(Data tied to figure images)
⁂
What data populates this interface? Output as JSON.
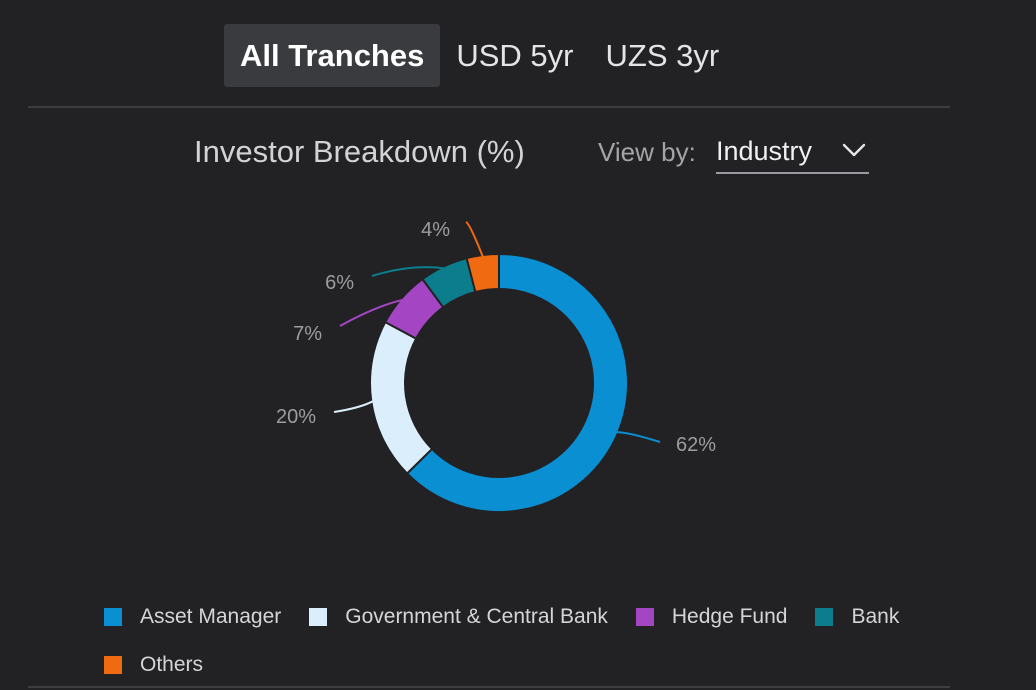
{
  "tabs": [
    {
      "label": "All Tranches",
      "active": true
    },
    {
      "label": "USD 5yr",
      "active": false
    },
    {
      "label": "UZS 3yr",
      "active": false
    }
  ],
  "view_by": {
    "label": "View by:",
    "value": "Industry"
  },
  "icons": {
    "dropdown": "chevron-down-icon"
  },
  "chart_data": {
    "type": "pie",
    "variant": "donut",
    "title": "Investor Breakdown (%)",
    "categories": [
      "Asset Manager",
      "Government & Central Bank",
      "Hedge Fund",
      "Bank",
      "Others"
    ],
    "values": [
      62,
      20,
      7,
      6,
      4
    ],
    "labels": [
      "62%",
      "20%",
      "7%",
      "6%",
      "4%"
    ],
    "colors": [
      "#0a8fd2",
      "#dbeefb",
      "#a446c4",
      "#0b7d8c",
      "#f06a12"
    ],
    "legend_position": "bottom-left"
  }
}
⁂
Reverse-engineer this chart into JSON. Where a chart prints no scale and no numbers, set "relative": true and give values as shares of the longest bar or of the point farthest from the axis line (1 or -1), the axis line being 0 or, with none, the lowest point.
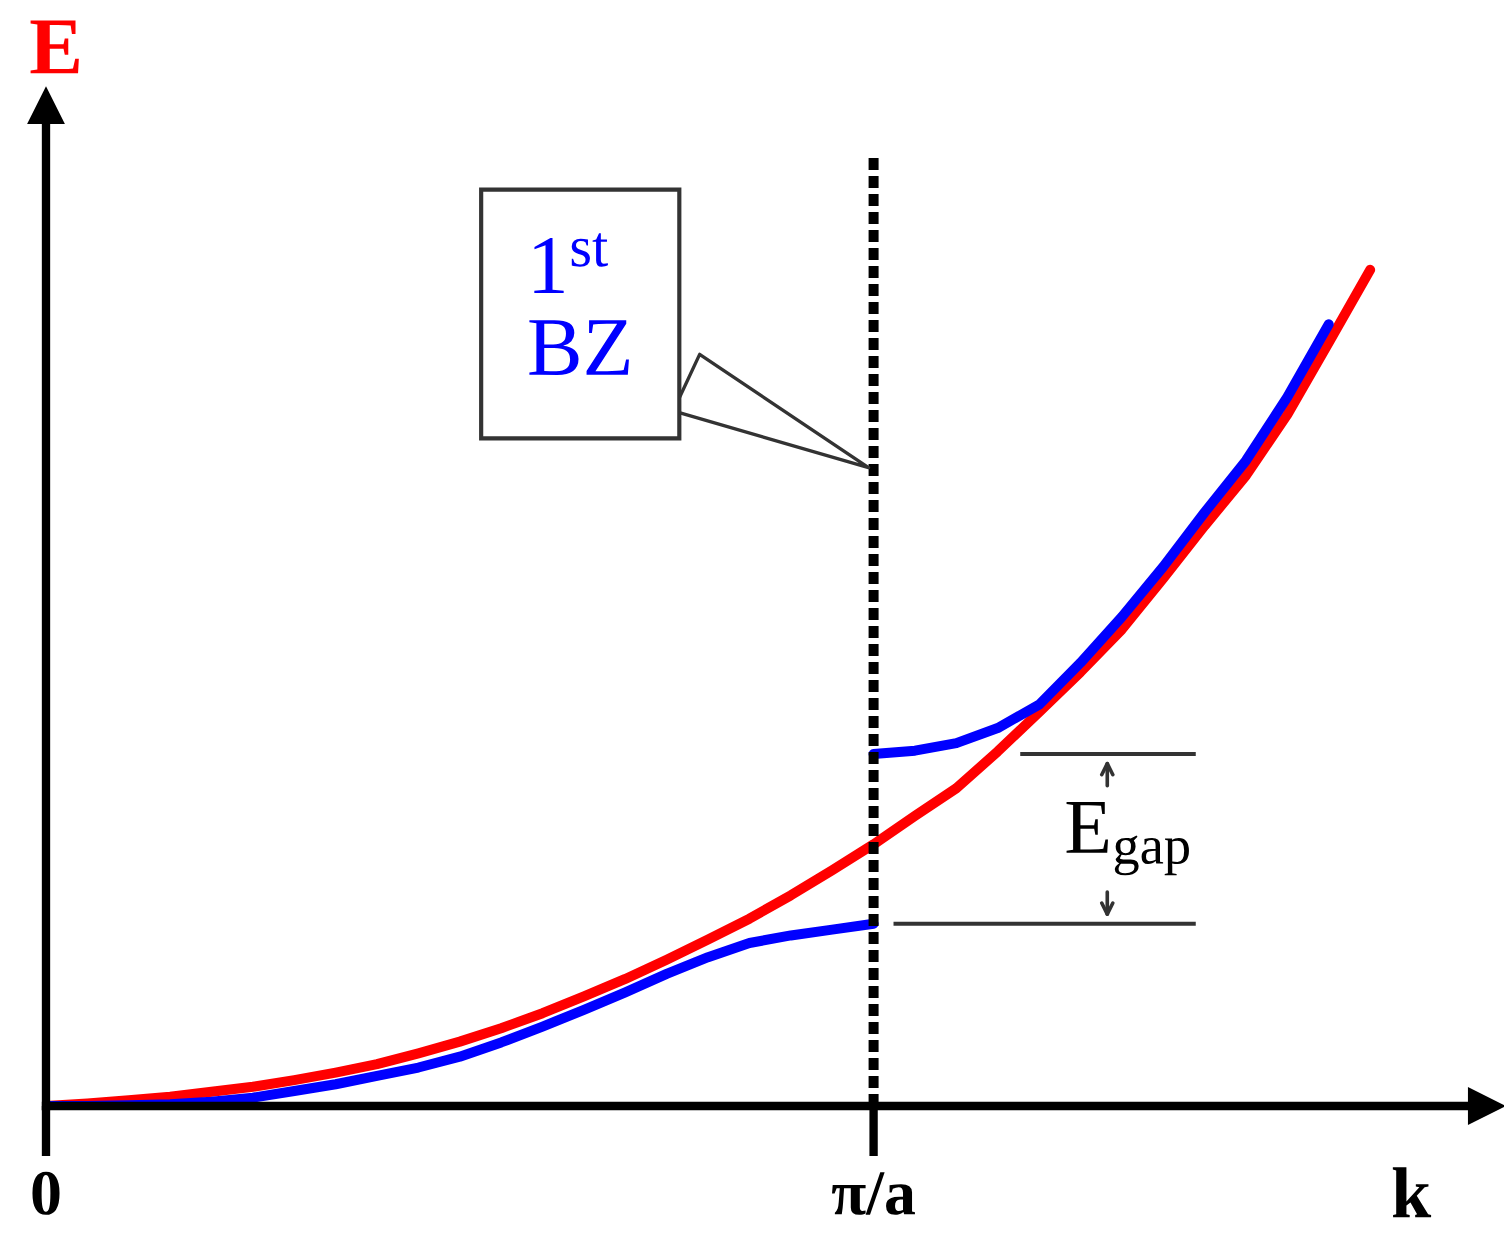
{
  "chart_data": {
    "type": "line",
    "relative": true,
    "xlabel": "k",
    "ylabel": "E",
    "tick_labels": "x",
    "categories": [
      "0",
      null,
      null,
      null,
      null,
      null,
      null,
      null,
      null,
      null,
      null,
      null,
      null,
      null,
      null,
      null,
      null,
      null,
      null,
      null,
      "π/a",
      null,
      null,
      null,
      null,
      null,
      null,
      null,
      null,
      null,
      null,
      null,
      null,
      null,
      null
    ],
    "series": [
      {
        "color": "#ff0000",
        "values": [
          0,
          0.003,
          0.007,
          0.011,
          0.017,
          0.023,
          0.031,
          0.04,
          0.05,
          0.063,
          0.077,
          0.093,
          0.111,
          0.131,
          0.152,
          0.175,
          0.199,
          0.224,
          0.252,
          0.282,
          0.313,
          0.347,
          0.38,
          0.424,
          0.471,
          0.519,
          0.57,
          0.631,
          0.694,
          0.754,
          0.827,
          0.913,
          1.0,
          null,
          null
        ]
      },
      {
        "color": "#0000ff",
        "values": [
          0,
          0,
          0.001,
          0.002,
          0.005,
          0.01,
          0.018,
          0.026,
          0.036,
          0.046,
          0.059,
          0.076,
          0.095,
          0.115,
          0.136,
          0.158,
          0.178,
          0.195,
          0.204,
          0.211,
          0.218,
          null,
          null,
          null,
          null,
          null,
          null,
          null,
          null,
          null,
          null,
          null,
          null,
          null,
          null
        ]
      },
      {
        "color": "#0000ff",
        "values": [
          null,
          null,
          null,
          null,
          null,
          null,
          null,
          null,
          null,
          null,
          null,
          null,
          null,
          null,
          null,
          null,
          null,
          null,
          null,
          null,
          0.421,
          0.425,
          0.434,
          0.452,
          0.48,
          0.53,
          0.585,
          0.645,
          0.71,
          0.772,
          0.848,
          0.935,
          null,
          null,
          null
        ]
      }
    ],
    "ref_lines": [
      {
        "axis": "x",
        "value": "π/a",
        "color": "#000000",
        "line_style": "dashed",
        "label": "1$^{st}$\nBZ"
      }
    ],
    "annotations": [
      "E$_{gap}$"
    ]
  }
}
⁂
* _Work required_: From the entries above, list each line with "true" in it.

* _Solution for this problem_:
      "active": true
Reverse-engineer this chart into JSON. Where a chart prints no scale and no numbers, set "relative": true and give values as shares of the longest bar or of the point farthest from the axis line (1 or -1), the axis line being 0 or, with none, the lowest point.
    "relative": true,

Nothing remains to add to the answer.